TASK REQUIREMENTS: Some lines in the records below may hold the word "mạng"; give the number of those lines and nothing else.

MATERIALS PROVIDED:
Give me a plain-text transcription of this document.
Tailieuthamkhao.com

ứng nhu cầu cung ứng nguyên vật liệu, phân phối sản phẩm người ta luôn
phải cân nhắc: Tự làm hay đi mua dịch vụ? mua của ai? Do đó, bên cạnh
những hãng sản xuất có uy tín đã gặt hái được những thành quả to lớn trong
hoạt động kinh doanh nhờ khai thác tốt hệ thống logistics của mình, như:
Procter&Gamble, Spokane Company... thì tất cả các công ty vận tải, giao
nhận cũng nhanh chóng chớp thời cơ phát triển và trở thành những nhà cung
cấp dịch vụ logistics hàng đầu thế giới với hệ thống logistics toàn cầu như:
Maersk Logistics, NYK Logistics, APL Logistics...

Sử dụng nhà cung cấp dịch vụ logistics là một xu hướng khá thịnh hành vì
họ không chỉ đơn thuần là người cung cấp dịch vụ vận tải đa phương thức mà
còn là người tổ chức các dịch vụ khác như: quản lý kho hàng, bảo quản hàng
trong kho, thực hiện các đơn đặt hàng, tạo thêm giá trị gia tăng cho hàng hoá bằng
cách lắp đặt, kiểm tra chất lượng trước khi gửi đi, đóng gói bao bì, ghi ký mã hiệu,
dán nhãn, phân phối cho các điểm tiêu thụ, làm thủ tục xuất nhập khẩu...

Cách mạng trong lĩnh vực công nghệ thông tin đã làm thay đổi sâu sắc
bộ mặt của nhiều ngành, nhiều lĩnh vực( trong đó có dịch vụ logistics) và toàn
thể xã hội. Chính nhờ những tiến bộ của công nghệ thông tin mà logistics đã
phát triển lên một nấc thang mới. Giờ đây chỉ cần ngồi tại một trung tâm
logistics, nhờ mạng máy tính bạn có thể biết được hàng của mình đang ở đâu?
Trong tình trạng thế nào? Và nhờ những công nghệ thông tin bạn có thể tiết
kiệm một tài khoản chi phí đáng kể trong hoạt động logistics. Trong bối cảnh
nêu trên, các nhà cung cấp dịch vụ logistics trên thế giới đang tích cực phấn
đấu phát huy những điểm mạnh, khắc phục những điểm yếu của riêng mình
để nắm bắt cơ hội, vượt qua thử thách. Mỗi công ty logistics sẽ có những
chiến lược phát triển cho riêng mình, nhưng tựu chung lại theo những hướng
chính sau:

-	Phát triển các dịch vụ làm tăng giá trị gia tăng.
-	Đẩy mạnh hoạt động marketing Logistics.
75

WRITTEN RESPONSE: 2